*Given problem*
Output all of the records exactly as written.

-- Information supplied start --

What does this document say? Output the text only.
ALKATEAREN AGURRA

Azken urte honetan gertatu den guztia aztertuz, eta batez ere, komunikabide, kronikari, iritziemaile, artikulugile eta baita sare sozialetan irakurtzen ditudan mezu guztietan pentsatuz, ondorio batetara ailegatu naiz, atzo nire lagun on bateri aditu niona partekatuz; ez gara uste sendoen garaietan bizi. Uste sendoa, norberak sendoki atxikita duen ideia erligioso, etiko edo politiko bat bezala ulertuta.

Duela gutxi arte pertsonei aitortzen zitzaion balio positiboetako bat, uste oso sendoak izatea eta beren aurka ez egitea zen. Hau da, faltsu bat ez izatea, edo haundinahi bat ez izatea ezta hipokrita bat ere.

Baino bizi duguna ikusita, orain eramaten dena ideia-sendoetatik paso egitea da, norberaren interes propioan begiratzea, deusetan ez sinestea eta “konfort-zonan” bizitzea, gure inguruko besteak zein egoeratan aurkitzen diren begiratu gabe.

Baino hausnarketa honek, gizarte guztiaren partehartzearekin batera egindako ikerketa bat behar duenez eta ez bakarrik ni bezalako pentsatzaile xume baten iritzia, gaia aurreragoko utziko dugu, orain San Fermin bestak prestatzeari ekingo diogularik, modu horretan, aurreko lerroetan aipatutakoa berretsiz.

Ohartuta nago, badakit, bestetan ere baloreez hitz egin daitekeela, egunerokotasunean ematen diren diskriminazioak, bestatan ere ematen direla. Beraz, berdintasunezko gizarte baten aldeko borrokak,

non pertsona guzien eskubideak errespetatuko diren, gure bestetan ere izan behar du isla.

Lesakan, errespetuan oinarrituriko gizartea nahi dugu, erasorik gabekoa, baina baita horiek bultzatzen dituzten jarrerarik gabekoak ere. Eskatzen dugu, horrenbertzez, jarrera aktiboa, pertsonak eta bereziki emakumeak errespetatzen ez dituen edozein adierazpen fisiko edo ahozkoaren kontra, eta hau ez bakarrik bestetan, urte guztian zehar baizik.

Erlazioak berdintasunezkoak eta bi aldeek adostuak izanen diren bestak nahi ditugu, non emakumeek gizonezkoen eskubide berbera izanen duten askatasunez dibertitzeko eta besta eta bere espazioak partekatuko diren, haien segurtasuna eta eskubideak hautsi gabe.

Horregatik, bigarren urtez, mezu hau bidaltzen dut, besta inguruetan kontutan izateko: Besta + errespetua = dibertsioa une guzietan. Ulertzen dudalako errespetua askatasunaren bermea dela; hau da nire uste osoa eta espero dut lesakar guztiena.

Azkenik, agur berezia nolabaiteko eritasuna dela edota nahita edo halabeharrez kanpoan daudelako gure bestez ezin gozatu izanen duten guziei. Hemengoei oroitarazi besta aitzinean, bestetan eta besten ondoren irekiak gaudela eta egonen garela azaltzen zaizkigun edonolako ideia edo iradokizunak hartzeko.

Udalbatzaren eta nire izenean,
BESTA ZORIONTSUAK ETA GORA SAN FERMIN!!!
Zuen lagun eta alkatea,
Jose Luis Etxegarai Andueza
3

-- Information supplied end --

*The output*
What does this document say? Output the text only.
ALKATEAREN AGURRA

Azken urte honetan gertatu den guztia aztertuz, eta batez ere, komunikabide, kronikari, iritziemaile, artikulugile eta baita sare sozialetan irakurtzen ditudan mezu guztietan pentsatuz, ondorio batetara ailegatu naiz, atzo nire lagun on bateri aditu niona partekatuz; ez gara uste sendoen garaietan bizi. Uste sendoa, norberak sendoki atxikita duen ideia erligioso, etiko edo politiko bat bezala ulertuta.

Duela gutxi arte pertsonei aitortzen zitzaion balio positiboetako bat, uste oso sendoak izatea eta beren aurka ez egitea zen. Hau da, faltsu bat ez izatea, edo haundinahi bat ez izatea ezta hipokrita bat ere.

Baino bizi duguna ikusita, orain eramaten dena ideia-sendoetatik paso egitea da, norberaren interes propioan begiratzea, deusetan ez sinestea eta “konfort-zonan” bizitzea, gure inguruko besteak zein egoeratan aurkitzen diren begiratu gabe.

Baino hausnarketa honek, gizarte guztiaren partehartzearekin batera egindako ikerketa bat behar duenez eta ez bakarrik ni bezalako pentsatzaile xume baten iritzia, gaia aurreragoko utziko dugu, orain San Fermin bestak prestatzeari ekingo diogularik, modu horretan, aurreko lerroetan aipatutakoa berretsiz.

Ohartuta nago, badakit, bestetan ere baloreez hitz egin daitekeela, egunerokotasunean ematen diren diskriminazioak, bestatan ere ematen direla. Beraz, berdintasunezko gizarte baten aldeko borrokak,

non pertsona guzien eskubideak errespetatuko diren, gure bestetan ere izan behar du isla.

Lesakan, errespetuan oinarrituriko gizartea nahi dugu, erasorik gabekoa, baina baita horiek bultzatzen dituzten jarrerarik gabekoak ere. Eskatzen dugu, horrenbertzez, jarrera aktiboa, pertsonak eta bereziki emakumeak errespetatzen ez dituen edozein adierazpen fisiko edo ahozkoaren kontra, eta hau ez bakarrik bestetan, urte guztian zehar baizik.

Erlazioak berdintasunezkoak eta bi aldeek adostuak izanen diren bestak nahi ditugu, non emakumeek gizonezkoen eskubide berbera izanen duten askatasunez dibertitzeko eta besta eta bere espazioak partekatuko diren, haien segurtasuna eta eskubideak hautsi gabe.

Horregatik, bigarren urtez, mezu hau bidaltzen dut, besta inguruetan kontutan izateko: Besta + errespetua = dibertsioa une guzietan. Ulertzen dudalako errespetua askatasunaren bermea dela; hau da nire uste osoa eta espero dut lesakar guztiena.

Azkenik, agur berezia nolabaiteko eritasuna dela edota nahita edo halabeharrez kanpoan daudelako gure bestez ezin gozatu izanen duten guziei. Hemengoei oroitarazi besta aitzinean, bestetan eta besten ondoren irekiak gaudela eta egonen garela azaltzen zaizkigun edonolako ideia edo iradokizunak hartzeko.

Udalbatzaren eta nire izenean,
BESTA ZORIONTSUAK ETA GORA SAN FERMIN!!!
Zuen lagun eta alkatea,
Jose Luis Etxegarai Andueza
3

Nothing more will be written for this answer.